Figure record extracts
══════════
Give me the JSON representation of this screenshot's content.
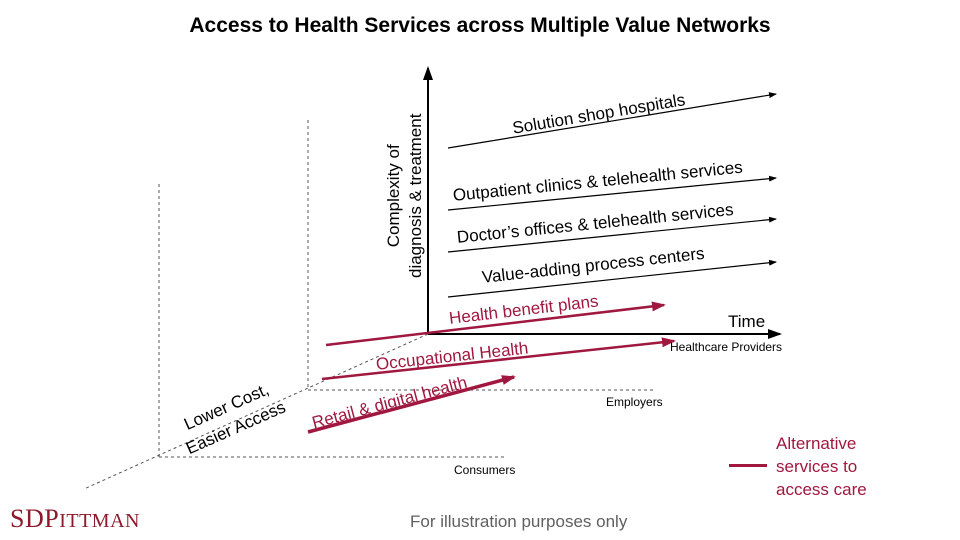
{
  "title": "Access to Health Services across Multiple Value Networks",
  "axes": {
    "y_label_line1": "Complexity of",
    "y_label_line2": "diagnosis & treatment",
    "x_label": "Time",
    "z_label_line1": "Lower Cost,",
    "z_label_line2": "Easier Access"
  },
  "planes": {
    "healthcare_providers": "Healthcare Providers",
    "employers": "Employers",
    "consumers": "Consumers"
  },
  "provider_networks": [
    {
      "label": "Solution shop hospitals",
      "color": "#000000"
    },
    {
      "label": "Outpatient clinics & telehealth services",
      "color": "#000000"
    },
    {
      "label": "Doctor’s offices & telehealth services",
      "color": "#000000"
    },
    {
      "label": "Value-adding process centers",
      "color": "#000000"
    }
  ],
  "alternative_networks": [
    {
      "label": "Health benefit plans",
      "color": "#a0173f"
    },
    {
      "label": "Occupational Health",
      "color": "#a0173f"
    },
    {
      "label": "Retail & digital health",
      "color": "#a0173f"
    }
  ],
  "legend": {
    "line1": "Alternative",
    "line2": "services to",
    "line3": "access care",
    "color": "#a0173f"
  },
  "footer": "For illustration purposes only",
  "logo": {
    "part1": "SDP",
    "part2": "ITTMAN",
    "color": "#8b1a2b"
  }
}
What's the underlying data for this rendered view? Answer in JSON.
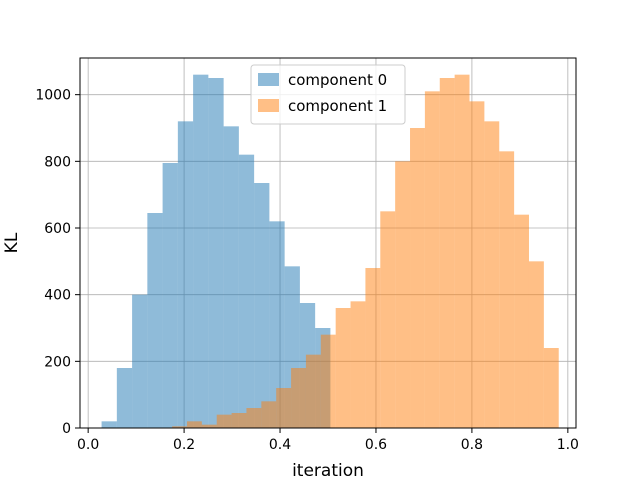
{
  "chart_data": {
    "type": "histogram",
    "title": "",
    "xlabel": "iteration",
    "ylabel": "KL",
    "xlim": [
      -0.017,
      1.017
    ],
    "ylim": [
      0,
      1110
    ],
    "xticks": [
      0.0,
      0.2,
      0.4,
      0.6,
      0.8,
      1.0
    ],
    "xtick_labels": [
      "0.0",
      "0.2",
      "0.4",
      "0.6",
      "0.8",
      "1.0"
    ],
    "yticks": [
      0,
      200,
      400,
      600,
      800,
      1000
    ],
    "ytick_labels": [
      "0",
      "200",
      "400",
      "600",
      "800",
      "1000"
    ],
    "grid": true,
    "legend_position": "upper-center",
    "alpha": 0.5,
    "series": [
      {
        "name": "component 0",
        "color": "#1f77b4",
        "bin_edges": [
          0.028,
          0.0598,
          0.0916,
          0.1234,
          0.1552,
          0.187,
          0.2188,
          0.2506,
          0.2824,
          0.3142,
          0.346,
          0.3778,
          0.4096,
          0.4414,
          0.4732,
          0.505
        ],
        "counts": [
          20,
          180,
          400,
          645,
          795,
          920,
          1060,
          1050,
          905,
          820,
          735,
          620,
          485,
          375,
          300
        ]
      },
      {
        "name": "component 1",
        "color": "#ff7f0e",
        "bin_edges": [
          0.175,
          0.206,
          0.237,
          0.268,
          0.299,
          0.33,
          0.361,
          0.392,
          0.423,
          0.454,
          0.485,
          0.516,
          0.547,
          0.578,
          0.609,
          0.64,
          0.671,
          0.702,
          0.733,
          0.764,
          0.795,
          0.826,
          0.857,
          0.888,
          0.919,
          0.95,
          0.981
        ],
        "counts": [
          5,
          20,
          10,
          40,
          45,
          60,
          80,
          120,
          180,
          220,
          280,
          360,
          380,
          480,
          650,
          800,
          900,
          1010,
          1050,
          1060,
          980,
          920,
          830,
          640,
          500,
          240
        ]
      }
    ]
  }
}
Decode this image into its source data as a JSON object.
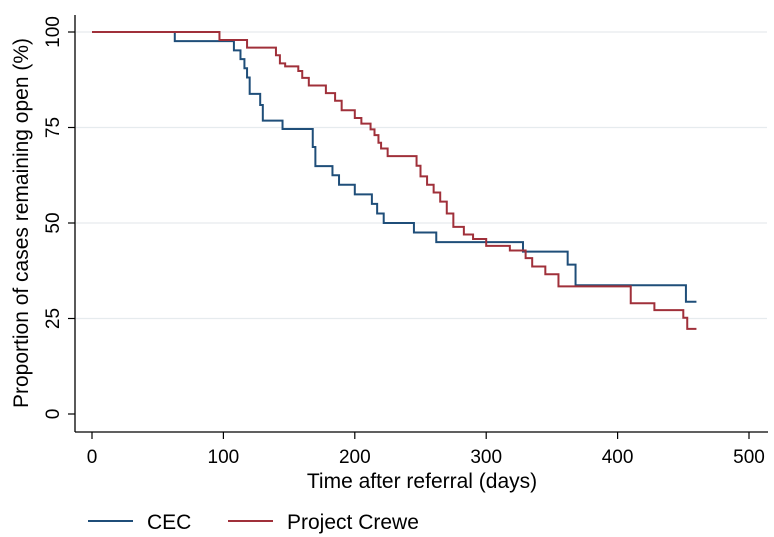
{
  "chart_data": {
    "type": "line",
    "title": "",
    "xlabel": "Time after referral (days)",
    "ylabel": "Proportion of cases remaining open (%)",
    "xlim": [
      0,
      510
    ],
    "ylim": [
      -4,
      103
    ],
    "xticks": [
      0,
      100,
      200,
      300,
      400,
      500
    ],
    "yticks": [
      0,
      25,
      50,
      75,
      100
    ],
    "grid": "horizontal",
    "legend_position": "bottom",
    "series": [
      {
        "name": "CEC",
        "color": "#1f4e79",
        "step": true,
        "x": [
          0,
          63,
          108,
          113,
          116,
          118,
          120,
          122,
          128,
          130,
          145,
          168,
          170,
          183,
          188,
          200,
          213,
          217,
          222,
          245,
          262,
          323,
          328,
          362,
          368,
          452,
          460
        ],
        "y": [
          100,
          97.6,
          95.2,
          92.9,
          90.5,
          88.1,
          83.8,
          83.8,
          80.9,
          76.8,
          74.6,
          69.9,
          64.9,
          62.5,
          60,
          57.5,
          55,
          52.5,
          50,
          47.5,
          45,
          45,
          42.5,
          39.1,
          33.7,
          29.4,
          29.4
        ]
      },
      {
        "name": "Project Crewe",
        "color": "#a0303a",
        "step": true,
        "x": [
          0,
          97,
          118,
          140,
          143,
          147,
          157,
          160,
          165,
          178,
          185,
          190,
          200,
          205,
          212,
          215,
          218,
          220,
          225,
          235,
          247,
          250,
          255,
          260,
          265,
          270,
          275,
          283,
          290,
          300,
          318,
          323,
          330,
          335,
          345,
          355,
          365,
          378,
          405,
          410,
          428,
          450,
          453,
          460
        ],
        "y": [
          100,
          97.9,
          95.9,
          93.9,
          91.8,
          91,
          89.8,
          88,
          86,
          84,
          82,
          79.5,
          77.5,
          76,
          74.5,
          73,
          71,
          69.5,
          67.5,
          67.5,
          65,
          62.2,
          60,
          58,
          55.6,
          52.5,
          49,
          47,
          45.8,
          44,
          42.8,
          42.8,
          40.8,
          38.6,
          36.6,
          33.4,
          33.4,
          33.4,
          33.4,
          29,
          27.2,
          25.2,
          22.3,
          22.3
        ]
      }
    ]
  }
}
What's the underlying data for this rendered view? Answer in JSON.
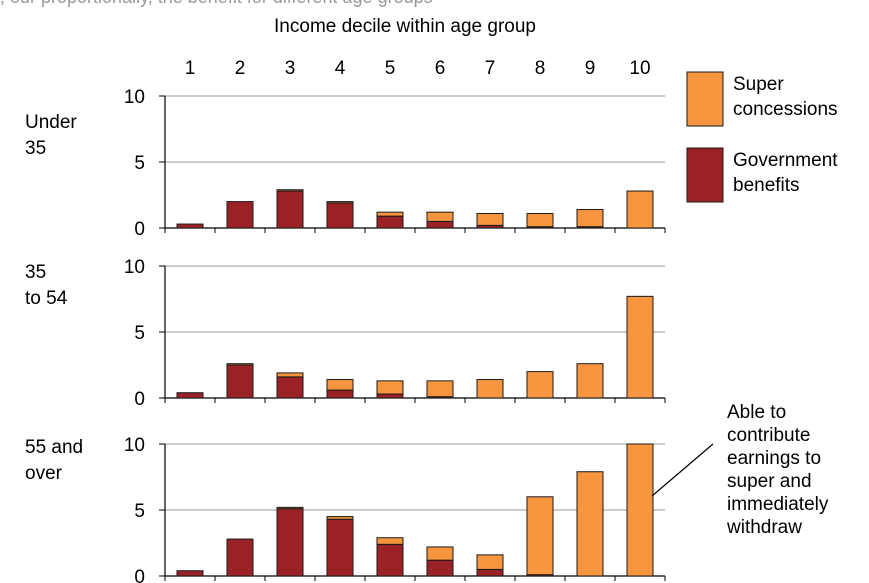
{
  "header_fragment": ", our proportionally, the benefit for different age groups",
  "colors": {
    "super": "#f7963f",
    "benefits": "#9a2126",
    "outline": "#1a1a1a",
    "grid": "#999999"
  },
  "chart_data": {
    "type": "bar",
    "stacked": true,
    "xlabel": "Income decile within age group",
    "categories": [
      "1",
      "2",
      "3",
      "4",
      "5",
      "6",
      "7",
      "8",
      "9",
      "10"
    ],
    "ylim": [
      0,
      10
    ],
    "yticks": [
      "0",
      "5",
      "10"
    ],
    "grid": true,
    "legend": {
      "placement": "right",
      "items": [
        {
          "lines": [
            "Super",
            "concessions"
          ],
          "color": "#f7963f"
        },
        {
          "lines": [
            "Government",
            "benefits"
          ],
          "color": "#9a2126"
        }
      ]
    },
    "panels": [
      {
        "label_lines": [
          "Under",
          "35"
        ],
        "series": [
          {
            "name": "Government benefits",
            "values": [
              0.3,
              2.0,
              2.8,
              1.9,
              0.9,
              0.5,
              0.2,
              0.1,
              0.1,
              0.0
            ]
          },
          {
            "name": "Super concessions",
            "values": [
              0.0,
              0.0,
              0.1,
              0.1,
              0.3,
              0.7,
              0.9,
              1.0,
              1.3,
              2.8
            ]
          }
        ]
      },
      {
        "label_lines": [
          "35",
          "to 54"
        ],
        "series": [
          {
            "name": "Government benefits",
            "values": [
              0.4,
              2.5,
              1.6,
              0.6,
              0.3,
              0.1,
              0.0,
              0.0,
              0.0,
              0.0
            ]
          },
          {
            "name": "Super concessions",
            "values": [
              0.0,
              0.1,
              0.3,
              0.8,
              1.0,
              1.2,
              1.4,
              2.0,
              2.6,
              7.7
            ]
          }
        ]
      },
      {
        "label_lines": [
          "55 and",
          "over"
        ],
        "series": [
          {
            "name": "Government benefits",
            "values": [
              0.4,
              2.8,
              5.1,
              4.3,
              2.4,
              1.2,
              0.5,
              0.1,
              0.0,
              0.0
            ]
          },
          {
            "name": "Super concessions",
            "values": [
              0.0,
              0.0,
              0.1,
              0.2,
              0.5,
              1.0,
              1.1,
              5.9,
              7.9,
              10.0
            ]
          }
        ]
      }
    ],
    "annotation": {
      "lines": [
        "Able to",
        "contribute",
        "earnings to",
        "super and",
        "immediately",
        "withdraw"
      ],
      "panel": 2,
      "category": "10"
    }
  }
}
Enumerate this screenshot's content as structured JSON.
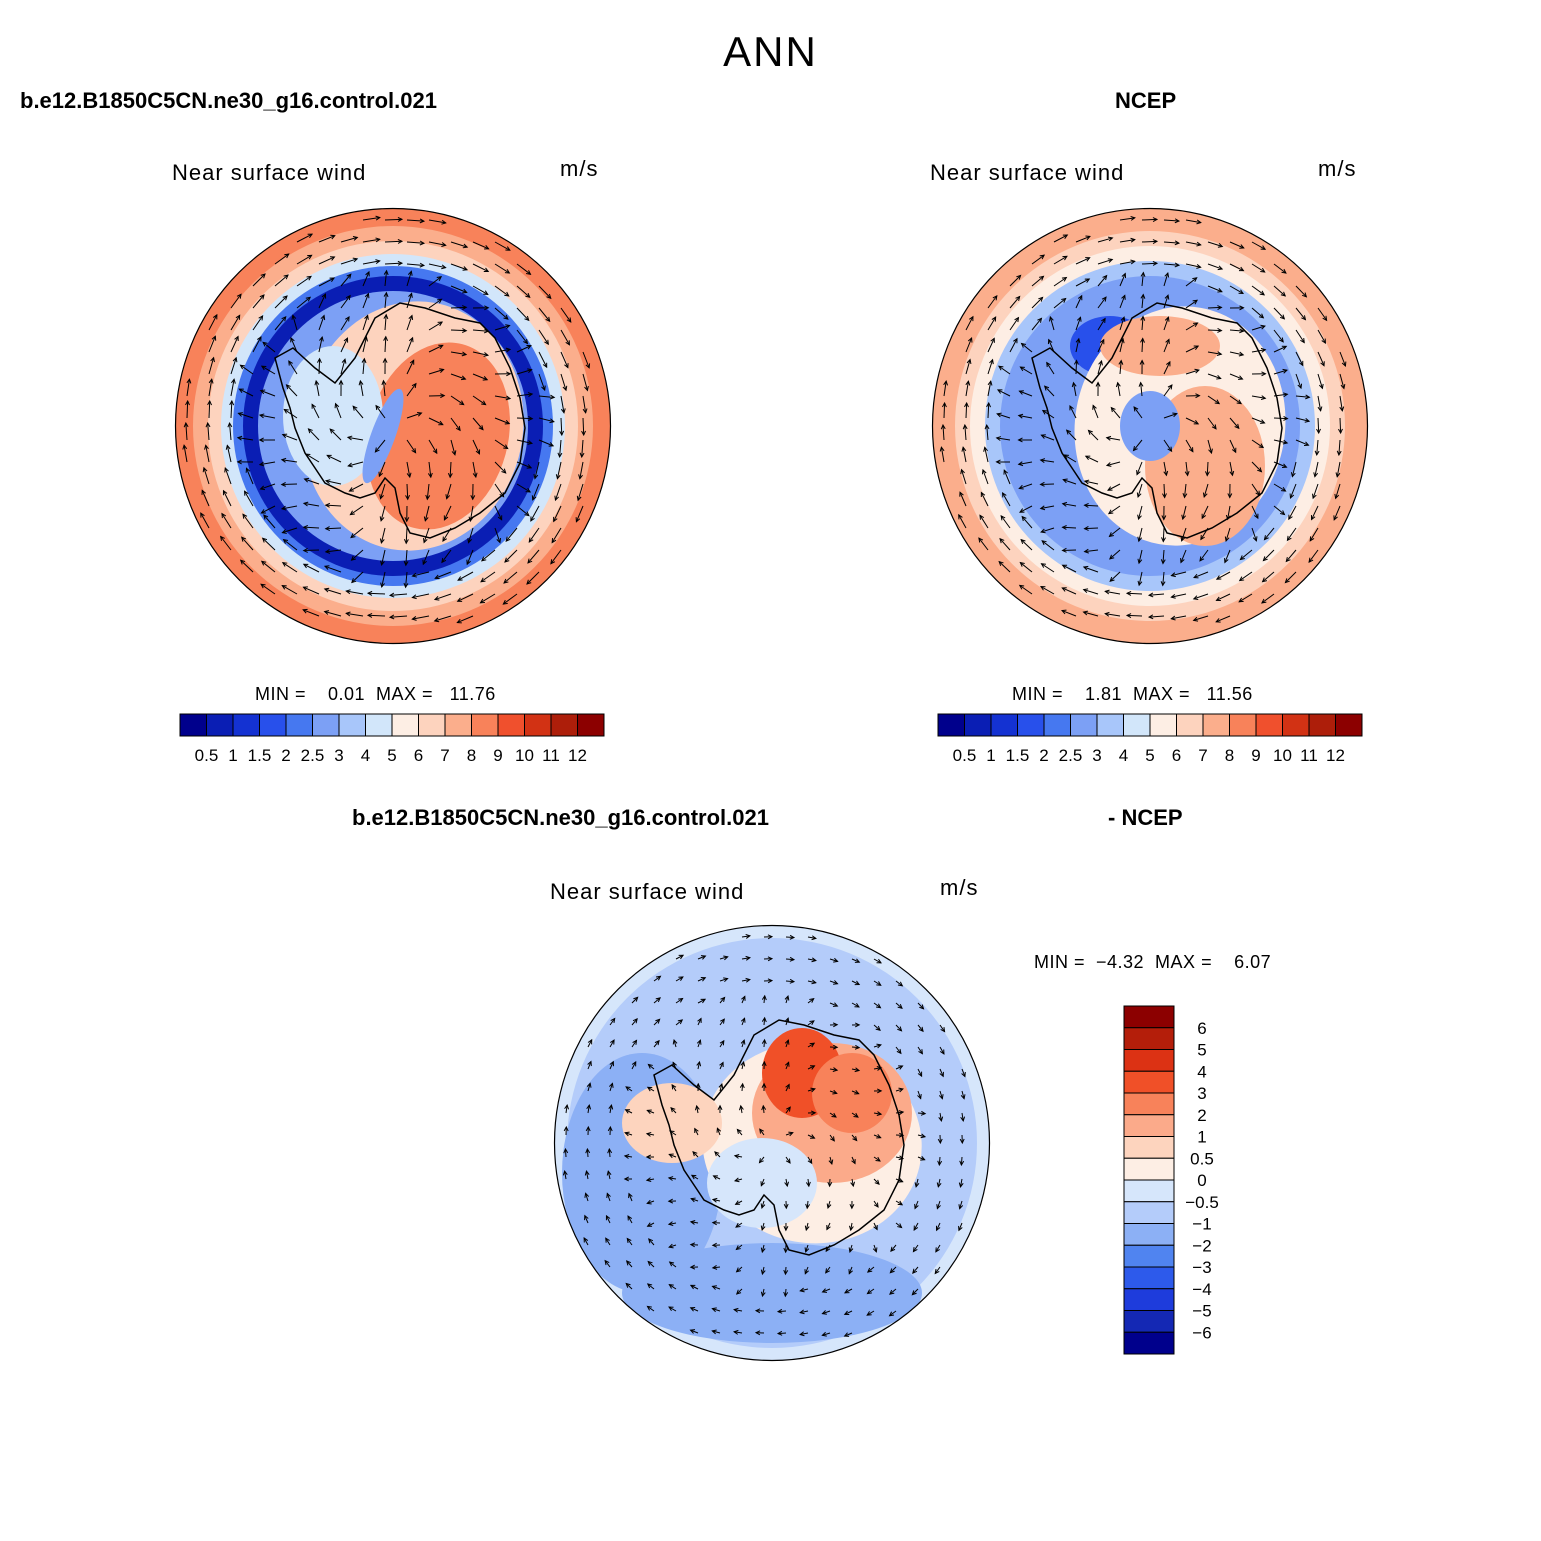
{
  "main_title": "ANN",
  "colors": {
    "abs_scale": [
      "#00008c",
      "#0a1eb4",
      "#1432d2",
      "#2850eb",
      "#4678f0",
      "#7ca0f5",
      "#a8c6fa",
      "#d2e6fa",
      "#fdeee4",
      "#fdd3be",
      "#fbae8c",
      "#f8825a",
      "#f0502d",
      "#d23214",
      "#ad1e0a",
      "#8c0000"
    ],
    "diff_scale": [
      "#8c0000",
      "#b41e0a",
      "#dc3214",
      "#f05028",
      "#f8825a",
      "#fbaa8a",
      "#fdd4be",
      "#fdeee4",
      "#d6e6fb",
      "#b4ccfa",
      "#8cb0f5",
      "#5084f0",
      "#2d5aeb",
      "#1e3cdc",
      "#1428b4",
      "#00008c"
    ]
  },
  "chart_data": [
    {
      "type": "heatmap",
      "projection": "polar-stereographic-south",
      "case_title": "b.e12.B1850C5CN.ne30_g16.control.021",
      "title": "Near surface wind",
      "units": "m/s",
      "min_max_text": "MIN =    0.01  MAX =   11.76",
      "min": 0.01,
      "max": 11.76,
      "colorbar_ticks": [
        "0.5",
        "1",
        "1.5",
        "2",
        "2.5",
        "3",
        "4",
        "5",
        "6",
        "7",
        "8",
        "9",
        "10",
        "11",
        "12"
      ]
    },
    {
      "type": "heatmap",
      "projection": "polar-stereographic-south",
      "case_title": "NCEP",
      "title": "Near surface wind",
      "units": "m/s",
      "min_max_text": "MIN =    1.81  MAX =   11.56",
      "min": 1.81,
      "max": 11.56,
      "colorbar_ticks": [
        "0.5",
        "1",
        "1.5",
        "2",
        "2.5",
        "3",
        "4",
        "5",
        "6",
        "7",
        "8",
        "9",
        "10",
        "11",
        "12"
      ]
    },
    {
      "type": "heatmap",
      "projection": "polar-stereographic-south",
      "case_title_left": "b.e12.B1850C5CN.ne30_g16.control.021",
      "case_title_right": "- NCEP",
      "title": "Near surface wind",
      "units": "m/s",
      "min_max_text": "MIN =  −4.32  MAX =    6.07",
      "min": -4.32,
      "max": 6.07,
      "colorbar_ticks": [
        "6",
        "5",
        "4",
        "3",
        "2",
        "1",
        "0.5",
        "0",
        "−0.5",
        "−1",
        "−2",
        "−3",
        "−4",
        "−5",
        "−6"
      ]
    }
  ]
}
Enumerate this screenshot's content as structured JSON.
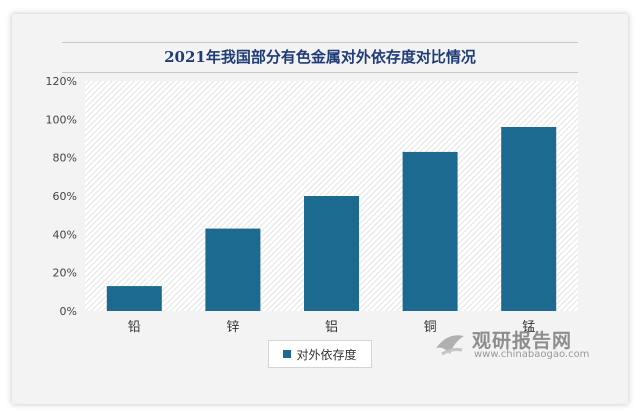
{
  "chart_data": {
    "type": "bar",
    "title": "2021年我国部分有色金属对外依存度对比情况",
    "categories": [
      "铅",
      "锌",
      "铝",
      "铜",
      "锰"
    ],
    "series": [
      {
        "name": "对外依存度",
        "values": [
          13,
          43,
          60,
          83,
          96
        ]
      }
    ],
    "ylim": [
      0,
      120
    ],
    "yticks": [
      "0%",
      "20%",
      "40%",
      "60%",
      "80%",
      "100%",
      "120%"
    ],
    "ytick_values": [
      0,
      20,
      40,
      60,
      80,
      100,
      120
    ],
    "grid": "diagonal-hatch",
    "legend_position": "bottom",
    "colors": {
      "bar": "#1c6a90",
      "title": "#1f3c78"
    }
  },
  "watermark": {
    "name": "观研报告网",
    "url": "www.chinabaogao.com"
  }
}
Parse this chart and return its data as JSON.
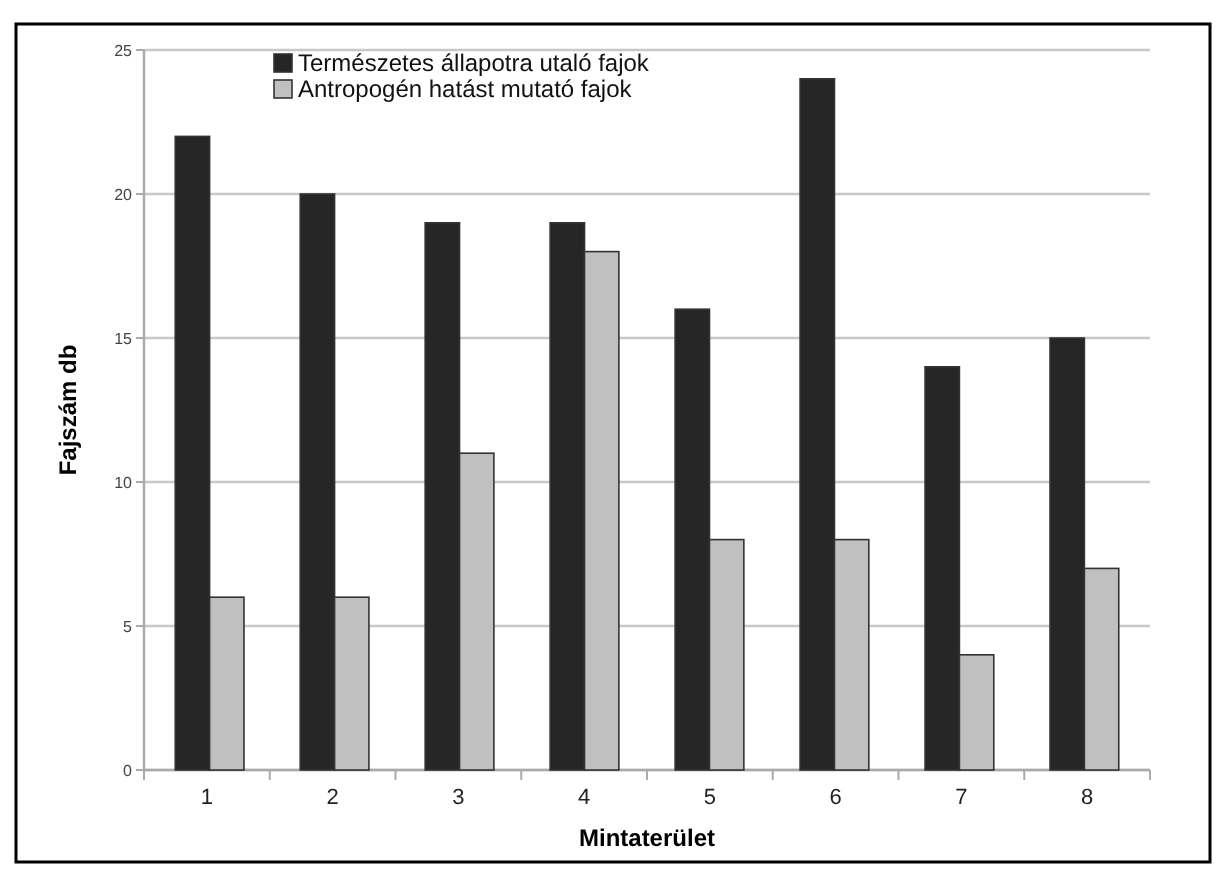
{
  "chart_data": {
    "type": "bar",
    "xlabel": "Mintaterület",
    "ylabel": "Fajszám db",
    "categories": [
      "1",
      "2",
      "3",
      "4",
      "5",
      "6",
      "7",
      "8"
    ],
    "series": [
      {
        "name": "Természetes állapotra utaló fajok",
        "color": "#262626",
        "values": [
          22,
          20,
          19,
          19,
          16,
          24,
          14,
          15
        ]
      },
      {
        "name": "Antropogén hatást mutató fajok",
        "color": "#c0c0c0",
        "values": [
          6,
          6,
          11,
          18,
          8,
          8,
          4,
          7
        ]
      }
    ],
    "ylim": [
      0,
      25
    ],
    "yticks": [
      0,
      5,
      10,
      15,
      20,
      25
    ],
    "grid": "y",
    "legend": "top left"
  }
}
══════════
• WHAT IS EXPECTED: Respond with the number of lines containing "grid" and no additional words.

• CORRECT OUTPUT: 6